Set task :: Quote the listing below in its entirety, omitting every image.

Entries taken from a collection:
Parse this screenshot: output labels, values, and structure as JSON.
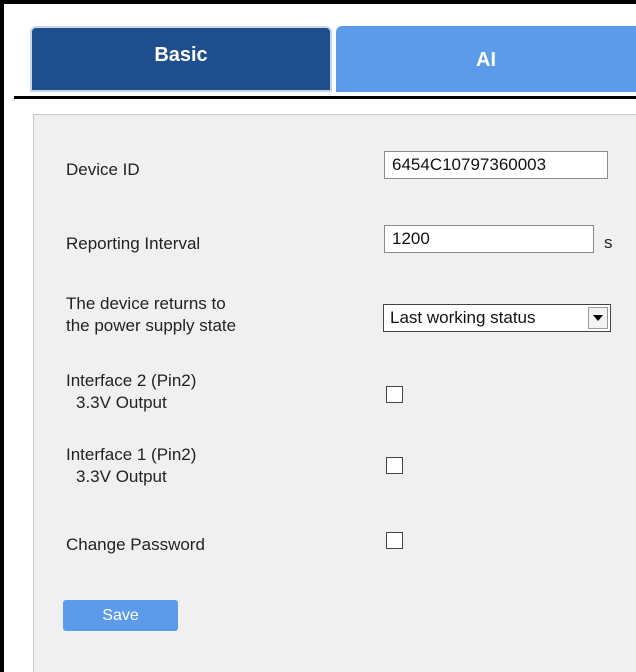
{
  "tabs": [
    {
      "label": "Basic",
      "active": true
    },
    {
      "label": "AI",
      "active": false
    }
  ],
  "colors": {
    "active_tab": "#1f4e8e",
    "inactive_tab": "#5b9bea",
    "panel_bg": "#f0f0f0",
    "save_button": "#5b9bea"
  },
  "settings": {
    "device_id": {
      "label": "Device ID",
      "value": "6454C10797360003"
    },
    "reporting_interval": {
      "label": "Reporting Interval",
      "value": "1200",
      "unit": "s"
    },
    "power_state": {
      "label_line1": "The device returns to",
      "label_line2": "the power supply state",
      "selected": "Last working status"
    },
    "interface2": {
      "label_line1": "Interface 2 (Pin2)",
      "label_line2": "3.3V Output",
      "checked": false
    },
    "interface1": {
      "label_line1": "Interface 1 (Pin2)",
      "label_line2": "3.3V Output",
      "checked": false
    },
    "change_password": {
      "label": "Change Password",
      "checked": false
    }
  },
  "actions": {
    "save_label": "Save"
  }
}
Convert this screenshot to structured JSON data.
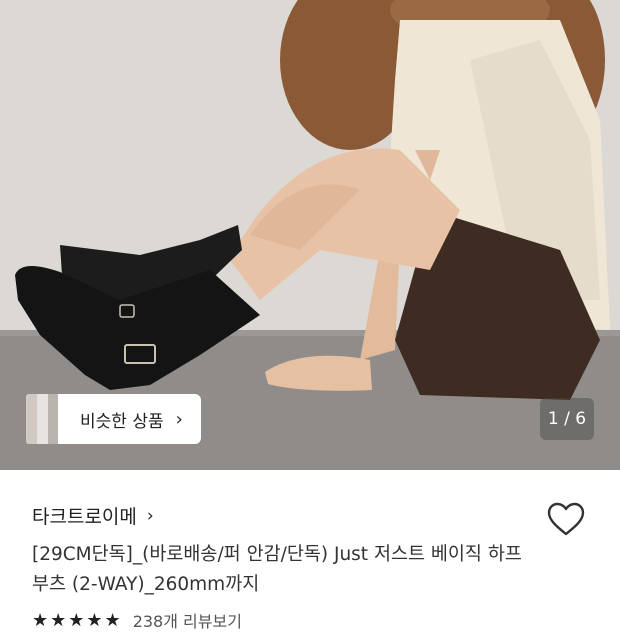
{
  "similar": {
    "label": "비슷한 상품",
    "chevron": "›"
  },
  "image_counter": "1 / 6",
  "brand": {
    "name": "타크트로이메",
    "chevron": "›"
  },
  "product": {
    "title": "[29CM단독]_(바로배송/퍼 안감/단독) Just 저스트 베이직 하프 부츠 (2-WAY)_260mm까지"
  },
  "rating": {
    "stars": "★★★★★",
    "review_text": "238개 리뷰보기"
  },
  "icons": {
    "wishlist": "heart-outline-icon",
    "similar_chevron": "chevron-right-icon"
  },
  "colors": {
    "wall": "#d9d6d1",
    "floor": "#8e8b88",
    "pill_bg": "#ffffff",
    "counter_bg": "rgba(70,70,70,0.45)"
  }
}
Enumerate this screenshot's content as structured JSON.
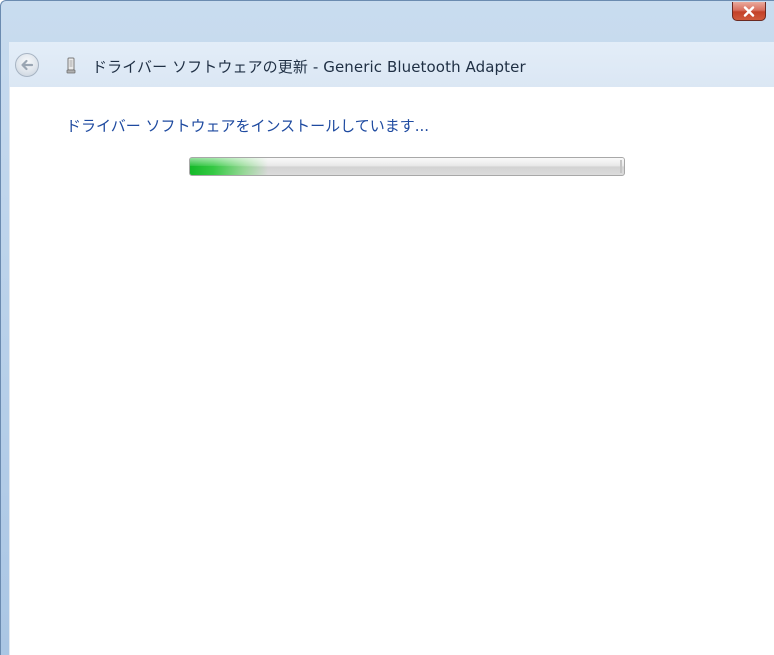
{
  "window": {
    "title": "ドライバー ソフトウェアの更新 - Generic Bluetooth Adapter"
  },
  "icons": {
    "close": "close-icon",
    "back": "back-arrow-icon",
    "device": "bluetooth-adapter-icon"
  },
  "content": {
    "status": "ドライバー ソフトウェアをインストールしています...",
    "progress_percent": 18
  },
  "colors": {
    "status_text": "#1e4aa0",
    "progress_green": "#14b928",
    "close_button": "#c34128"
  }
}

The completed task ::
Parse this screenshot: output labels, values, and structure as JSON.
{
  "tabs": [
    {
      "label": "Basic",
      "active": true
    },
    {
      "label": "AI",
      "active": false
    }
  ],
  "colors": {
    "active_tab": "#1f4e8e",
    "inactive_tab": "#5b9bea",
    "panel_bg": "#f0f0f0",
    "save_button": "#5b9bea"
  },
  "settings": {
    "device_id": {
      "label": "Device ID",
      "value": "6454C10797360003"
    },
    "reporting_interval": {
      "label": "Reporting Interval",
      "value": "1200",
      "unit": "s"
    },
    "power_state": {
      "label_line1": "The device returns to",
      "label_line2": "the power supply state",
      "selected": "Last working status"
    },
    "interface2": {
      "label_line1": "Interface 2 (Pin2)",
      "label_line2": "3.3V Output",
      "checked": false
    },
    "interface1": {
      "label_line1": "Interface 1 (Pin2)",
      "label_line2": "3.3V Output",
      "checked": false
    },
    "change_password": {
      "label": "Change Password",
      "checked": false
    }
  },
  "actions": {
    "save_label": "Save"
  }
}
Convert this screenshot to structured JSON data.
{
  "similar": {
    "label": "비슷한 상품",
    "chevron": "›"
  },
  "image_counter": "1 / 6",
  "brand": {
    "name": "타크트로이메",
    "chevron": "›"
  },
  "product": {
    "title": "[29CM단독]_(바로배송/퍼 안감/단독) Just 저스트 베이직 하프 부츠 (2-WAY)_260mm까지"
  },
  "rating": {
    "stars": "★★★★★",
    "review_text": "238개 리뷰보기"
  },
  "icons": {
    "wishlist": "heart-outline-icon",
    "similar_chevron": "chevron-right-icon"
  },
  "colors": {
    "wall": "#d9d6d1",
    "floor": "#8e8b88",
    "pill_bg": "#ffffff",
    "counter_bg": "rgba(70,70,70,0.45)"
  }
}
Enumerate this screenshot's content as structured JSON.
{
  "window": {
    "title": "ドライバー ソフトウェアの更新 - Generic Bluetooth Adapter"
  },
  "icons": {
    "close": "close-icon",
    "back": "back-arrow-icon",
    "device": "bluetooth-adapter-icon"
  },
  "content": {
    "status": "ドライバー ソフトウェアをインストールしています...",
    "progress_percent": 18
  },
  "colors": {
    "status_text": "#1e4aa0",
    "progress_green": "#14b928",
    "close_button": "#c34128"
  }
}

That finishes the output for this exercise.